## Short exercise:
Extract the listing below in full, unchanged.

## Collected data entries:
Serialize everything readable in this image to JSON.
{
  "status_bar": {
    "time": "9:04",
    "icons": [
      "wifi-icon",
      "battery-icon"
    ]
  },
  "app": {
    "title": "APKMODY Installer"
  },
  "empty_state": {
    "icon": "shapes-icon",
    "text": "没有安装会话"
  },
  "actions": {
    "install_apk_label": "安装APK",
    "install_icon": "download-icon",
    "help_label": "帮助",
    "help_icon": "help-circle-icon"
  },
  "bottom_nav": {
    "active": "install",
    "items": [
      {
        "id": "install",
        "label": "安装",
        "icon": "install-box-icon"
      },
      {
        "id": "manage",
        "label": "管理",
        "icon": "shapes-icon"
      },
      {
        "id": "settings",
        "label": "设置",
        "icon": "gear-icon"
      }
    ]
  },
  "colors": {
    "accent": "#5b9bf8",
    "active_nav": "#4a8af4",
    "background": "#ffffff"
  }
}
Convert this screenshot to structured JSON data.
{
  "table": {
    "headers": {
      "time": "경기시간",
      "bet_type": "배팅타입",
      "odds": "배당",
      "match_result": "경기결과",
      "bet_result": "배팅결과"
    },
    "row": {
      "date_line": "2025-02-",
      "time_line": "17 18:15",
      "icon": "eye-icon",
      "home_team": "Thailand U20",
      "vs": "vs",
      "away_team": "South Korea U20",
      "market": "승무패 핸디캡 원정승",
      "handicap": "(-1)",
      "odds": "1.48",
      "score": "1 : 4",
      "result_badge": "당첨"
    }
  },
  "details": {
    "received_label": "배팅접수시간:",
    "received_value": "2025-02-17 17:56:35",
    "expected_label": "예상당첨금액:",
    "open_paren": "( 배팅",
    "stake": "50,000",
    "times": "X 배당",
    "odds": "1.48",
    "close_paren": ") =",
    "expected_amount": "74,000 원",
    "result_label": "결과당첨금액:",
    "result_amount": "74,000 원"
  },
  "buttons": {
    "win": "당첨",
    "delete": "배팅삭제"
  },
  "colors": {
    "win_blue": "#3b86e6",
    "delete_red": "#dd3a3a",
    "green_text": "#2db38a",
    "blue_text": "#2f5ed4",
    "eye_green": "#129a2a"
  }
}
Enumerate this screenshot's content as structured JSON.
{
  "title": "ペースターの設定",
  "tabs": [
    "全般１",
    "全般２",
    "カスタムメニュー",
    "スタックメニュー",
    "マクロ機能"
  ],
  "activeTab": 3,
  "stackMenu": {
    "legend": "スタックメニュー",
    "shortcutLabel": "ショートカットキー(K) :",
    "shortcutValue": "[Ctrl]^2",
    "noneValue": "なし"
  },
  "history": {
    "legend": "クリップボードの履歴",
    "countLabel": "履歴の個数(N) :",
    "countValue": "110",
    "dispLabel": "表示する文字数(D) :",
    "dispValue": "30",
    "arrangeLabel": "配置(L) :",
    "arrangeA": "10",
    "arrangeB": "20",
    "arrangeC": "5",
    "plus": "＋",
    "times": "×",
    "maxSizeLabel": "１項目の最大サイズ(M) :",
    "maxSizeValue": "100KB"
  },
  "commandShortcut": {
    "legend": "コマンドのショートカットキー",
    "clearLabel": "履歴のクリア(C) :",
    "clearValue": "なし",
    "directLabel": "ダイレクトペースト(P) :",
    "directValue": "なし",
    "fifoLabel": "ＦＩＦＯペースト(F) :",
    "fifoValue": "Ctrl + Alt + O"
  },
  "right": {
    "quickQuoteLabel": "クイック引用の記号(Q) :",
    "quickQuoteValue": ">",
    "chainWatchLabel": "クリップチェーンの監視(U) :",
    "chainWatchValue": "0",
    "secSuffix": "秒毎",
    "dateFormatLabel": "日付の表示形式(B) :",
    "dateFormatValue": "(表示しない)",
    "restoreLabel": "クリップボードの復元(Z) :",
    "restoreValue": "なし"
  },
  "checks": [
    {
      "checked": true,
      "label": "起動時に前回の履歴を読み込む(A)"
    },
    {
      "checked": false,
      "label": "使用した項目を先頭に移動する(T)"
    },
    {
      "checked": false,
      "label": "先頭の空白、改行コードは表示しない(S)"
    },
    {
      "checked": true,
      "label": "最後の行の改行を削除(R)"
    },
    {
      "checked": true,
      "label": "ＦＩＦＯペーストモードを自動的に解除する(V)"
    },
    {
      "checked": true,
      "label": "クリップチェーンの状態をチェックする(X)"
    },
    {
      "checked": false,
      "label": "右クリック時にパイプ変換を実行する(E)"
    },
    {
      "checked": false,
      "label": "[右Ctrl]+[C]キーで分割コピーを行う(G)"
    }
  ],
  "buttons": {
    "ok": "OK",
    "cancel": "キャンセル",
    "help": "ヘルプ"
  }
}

## Task response:
Serialize everything readable in this image to JSON.
{
  "status_bar": {
    "time": "9:04",
    "icons": [
      "wifi-icon",
      "battery-icon"
    ]
  },
  "app": {
    "title": "APKMODY Installer"
  },
  "empty_state": {
    "icon": "shapes-icon",
    "text": "没有安装会话"
  },
  "actions": {
    "install_apk_label": "安装APK",
    "install_icon": "download-icon",
    "help_label": "帮助",
    "help_icon": "help-circle-icon"
  },
  "bottom_nav": {
    "active": "install",
    "items": [
      {
        "id": "install",
        "label": "安装",
        "icon": "install-box-icon"
      },
      {
        "id": "manage",
        "label": "管理",
        "icon": "shapes-icon"
      },
      {
        "id": "settings",
        "label": "设置",
        "icon": "gear-icon"
      }
    ]
  },
  "colors": {
    "accent": "#5b9bf8",
    "active_nav": "#4a8af4",
    "background": "#ffffff"
  }
}
Convert this screenshot to structured JSON data.
{
  "table": {
    "headers": {
      "time": "경기시간",
      "bet_type": "배팅타입",
      "odds": "배당",
      "match_result": "경기결과",
      "bet_result": "배팅결과"
    },
    "row": {
      "date_line": "2025-02-",
      "time_line": "17 18:15",
      "icon": "eye-icon",
      "home_team": "Thailand U20",
      "vs": "vs",
      "away_team": "South Korea U20",
      "market": "승무패 핸디캡 원정승",
      "handicap": "(-1)",
      "odds": "1.48",
      "score": "1 : 4",
      "result_badge": "당첨"
    }
  },
  "details": {
    "received_label": "배팅접수시간:",
    "received_value": "2025-02-17 17:56:35",
    "expected_label": "예상당첨금액:",
    "open_paren": "( 배팅",
    "stake": "50,000",
    "times": "X 배당",
    "odds": "1.48",
    "close_paren": ") =",
    "expected_amount": "74,000 원",
    "result_label": "결과당첨금액:",
    "result_amount": "74,000 원"
  },
  "buttons": {
    "win": "당첨",
    "delete": "배팅삭제"
  },
  "colors": {
    "win_blue": "#3b86e6",
    "delete_red": "#dd3a3a",
    "green_text": "#2db38a",
    "blue_text": "#2f5ed4",
    "eye_green": "#129a2a"
  }
}
Enumerate this screenshot's content as structured JSON.
{
  "title": "ペースターの設定",
  "tabs": [
    "全般１",
    "全般２",
    "カスタムメニュー",
    "スタックメニュー",
    "マクロ機能"
  ],
  "activeTab": 3,
  "stackMenu": {
    "legend": "スタックメニュー",
    "shortcutLabel": "ショートカットキー(K) :",
    "shortcutValue": "[Ctrl]^2",
    "noneValue": "なし"
  },
  "history": {
    "legend": "クリップボードの履歴",
    "countLabel": "履歴の個数(N) :",
    "countValue": "110",
    "dispLabel": "表示する文字数(D) :",
    "dispValue": "30",
    "arrangeLabel": "配置(L) :",
    "arrangeA": "10",
    "arrangeB": "20",
    "arrangeC": "5",
    "plus": "＋",
    "times": "×",
    "maxSizeLabel": "１項目の最大サイズ(M) :",
    "maxSizeValue": "100KB"
  },
  "commandShortcut": {
    "legend": "コマンドのショートカットキー",
    "clearLabel": "履歴のクリア(C) :",
    "clearValue": "なし",
    "directLabel": "ダイレクトペースト(P) :",
    "directValue": "なし",
    "fifoLabel": "ＦＩＦＯペースト(F) :",
    "fifoValue": "Ctrl + Alt + O"
  },
  "right": {
    "quickQuoteLabel": "クイック引用の記号(Q) :",
    "quickQuoteValue": ">",
    "chainWatchLabel": "クリップチェーンの監視(U) :",
    "chainWatchValue": "0",
    "secSuffix": "秒毎",
    "dateFormatLabel": "日付の表示形式(B) :",
    "dateFormatValue": "(表示しない)",
    "restoreLabel": "クリップボードの復元(Z) :",
    "restoreValue": "なし"
  },
  "checks": [
    {
      "checked": true,
      "label": "起動時に前回の履歴を読み込む(A)"
    },
    {
      "checked": false,
      "label": "使用した項目を先頭に移動する(T)"
    },
    {
      "checked": false,
      "label": "先頭の空白、改行コードは表示しない(S)"
    },
    {
      "checked": true,
      "label": "最後の行の改行を削除(R)"
    },
    {
      "checked": true,
      "label": "ＦＩＦＯペーストモードを自動的に解除する(V)"
    },
    {
      "checked": true,
      "label": "クリップチェーンの状態をチェックする(X)"
    },
    {
      "checked": false,
      "label": "右クリック時にパイプ変換を実行する(E)"
    },
    {
      "checked": false,
      "label": "[右Ctrl]+[C]キーで分割コピーを行う(G)"
    }
  ],
  "buttons": {
    "ok": "OK",
    "cancel": "キャンセル",
    "help": "ヘルプ"
  }
}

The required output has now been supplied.